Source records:
** START **
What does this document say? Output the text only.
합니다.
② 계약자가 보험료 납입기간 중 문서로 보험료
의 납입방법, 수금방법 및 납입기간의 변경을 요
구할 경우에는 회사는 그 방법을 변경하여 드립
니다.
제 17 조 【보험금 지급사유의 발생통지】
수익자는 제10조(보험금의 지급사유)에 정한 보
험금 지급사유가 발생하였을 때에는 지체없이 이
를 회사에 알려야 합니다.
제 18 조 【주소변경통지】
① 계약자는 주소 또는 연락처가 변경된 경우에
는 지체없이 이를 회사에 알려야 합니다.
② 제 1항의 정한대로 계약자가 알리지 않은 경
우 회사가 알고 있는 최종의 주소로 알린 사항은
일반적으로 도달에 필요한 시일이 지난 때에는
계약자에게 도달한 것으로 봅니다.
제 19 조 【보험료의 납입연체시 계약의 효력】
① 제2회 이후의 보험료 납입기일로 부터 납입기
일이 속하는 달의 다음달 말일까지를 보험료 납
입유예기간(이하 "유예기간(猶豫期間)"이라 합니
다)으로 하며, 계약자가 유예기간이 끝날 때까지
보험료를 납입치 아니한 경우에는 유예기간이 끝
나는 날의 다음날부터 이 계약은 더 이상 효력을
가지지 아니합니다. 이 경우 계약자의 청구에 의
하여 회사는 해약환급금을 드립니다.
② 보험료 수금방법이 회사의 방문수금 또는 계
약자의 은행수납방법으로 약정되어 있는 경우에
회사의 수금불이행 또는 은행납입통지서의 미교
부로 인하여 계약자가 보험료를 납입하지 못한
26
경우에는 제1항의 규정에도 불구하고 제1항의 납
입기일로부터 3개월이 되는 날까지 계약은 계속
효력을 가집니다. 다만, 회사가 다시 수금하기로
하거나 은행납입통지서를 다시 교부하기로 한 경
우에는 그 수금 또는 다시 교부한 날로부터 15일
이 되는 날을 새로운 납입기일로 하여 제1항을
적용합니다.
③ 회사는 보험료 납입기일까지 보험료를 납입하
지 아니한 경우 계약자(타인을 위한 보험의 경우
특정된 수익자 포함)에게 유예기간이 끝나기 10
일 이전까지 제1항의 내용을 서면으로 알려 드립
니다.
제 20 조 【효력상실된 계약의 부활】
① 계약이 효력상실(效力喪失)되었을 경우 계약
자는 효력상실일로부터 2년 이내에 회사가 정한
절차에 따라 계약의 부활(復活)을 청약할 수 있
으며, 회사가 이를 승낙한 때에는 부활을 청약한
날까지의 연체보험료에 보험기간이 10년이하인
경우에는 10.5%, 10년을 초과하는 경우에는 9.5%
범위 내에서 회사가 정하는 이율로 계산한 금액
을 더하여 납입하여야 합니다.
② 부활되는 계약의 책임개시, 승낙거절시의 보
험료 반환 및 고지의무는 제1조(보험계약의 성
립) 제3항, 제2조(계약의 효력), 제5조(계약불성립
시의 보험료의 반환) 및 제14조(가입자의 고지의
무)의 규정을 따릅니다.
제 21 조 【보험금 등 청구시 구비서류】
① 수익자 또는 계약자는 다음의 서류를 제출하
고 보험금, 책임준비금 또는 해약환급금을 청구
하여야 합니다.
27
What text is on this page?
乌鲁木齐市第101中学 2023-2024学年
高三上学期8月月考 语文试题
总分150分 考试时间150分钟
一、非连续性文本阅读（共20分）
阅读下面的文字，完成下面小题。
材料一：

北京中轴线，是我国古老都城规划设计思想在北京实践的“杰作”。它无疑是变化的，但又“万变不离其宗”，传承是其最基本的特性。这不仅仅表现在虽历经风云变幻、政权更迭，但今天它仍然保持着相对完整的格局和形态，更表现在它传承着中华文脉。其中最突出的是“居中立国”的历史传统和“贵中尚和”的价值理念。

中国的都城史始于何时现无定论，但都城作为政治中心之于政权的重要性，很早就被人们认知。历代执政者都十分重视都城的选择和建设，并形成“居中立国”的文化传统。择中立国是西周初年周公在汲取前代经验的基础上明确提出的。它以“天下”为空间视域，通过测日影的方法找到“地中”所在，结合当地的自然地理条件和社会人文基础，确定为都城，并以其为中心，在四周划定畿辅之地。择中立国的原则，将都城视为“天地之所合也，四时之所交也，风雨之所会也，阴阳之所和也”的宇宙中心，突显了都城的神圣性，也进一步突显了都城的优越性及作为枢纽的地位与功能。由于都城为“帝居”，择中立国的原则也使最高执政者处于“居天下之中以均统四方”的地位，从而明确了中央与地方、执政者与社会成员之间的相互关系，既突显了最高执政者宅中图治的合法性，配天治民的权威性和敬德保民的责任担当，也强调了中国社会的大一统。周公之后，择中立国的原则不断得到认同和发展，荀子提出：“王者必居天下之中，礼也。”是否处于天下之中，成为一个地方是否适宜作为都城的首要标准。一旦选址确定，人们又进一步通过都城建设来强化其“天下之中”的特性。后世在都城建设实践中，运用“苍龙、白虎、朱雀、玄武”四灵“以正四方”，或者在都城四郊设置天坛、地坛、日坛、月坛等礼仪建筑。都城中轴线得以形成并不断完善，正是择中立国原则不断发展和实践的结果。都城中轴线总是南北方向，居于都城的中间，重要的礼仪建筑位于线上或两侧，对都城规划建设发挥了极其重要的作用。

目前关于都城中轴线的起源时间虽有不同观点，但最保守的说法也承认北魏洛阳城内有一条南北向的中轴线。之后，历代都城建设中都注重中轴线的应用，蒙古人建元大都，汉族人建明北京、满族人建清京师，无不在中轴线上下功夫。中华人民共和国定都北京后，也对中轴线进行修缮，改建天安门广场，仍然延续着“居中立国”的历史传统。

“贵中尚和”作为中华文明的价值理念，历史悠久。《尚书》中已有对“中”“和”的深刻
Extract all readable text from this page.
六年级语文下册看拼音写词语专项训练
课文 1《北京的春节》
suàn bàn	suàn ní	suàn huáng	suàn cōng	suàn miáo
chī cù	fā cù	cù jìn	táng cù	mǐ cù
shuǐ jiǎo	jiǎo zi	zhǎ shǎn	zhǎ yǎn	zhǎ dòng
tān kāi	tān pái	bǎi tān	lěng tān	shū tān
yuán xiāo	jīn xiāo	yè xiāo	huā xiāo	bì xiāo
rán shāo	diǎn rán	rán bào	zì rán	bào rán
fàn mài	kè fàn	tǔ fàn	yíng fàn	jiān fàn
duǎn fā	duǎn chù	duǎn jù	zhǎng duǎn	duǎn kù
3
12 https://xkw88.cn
** END **
**Requirement**
Find the line that contains "Extract all readable text from this page." in the listing above. Retype it and every line after it up to the last, exactly, and nothing else.

**Reply**
Extract all readable text from this page.
六年级语文下册看拼音写词语专项训练
课文 1《北京的春节》
suàn bàn	suàn ní	suàn huáng	suàn cōng	suàn miáo
chī cù	fā cù	cù jìn	táng cù	mǐ cù
shuǐ jiǎo	jiǎo zi	zhǎ shǎn	zhǎ yǎn	zhǎ dòng
tān kāi	tān pái	bǎi tān	lěng tān	shū tān
yuán xiāo	jīn xiāo	yè xiāo	huā xiāo	bì xiāo
rán shāo	diǎn rán	rán bào	zì rán	bào rán
fàn mài	kè fàn	tǔ fàn	yíng fàn	jiān fàn
duǎn fā	duǎn chù	duǎn jù	zhǎng duǎn	duǎn kù
3
12 https://xkw88.cn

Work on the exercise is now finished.